Data for the task:
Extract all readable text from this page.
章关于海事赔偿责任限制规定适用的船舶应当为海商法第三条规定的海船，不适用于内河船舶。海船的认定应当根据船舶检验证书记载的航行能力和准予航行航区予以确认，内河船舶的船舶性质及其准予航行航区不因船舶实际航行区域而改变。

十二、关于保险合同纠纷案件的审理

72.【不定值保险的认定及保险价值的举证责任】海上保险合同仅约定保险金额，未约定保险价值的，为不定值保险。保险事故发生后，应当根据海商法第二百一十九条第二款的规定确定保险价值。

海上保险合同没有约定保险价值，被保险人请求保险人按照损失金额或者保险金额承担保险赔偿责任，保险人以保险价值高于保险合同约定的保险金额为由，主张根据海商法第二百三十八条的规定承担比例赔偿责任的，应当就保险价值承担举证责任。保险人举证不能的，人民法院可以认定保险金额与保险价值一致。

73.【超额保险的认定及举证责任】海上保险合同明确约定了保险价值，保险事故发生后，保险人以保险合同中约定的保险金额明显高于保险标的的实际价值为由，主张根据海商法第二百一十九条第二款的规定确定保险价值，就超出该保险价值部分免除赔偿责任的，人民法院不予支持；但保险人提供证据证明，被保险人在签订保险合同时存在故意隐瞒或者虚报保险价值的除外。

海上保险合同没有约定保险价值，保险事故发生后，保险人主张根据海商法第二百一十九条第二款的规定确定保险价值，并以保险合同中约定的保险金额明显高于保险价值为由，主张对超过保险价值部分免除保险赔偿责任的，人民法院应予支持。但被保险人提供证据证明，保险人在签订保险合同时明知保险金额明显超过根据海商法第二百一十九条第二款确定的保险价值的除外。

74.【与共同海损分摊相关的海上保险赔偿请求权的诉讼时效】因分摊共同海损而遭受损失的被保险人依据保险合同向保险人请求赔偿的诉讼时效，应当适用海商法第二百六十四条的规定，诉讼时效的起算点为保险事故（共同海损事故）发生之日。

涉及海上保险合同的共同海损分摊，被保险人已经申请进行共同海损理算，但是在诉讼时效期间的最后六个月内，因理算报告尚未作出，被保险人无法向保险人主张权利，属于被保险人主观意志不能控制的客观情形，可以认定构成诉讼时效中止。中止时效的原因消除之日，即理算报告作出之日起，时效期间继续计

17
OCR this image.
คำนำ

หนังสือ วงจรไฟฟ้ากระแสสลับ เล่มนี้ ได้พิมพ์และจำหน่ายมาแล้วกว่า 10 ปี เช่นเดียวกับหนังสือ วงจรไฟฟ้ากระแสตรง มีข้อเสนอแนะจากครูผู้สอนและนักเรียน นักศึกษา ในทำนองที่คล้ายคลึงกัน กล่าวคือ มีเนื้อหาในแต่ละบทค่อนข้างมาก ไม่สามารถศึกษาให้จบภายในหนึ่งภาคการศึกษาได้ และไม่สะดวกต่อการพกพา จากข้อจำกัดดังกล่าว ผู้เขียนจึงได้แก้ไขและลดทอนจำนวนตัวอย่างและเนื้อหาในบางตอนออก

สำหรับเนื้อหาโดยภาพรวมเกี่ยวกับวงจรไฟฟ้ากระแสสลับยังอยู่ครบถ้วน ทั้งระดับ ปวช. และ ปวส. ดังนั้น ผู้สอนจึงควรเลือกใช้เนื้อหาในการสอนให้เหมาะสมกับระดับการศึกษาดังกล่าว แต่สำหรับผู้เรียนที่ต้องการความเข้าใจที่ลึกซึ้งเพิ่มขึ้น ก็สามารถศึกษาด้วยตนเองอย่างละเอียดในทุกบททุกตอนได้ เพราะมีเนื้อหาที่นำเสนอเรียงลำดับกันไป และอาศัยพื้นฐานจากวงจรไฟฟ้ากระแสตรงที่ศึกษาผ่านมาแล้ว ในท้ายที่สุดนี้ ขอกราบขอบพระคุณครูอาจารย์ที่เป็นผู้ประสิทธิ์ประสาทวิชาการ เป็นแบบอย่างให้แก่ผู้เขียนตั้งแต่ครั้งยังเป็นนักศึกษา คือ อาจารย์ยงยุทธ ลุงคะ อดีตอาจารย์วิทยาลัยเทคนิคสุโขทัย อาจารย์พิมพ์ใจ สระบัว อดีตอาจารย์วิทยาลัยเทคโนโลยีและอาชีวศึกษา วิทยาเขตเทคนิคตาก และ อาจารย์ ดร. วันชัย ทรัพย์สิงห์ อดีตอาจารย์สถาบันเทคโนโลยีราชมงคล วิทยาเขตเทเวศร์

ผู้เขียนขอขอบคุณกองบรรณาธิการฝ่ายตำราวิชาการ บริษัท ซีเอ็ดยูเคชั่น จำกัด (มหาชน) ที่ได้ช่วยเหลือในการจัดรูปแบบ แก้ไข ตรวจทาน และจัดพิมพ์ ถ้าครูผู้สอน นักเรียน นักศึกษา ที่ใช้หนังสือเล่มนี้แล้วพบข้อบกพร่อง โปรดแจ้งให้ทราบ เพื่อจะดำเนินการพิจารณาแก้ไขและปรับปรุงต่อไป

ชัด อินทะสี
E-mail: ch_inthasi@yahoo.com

Objective: Pull out each line of the records holding the string "this".

Full response:
Extract all readable text from this page.
OCR this image.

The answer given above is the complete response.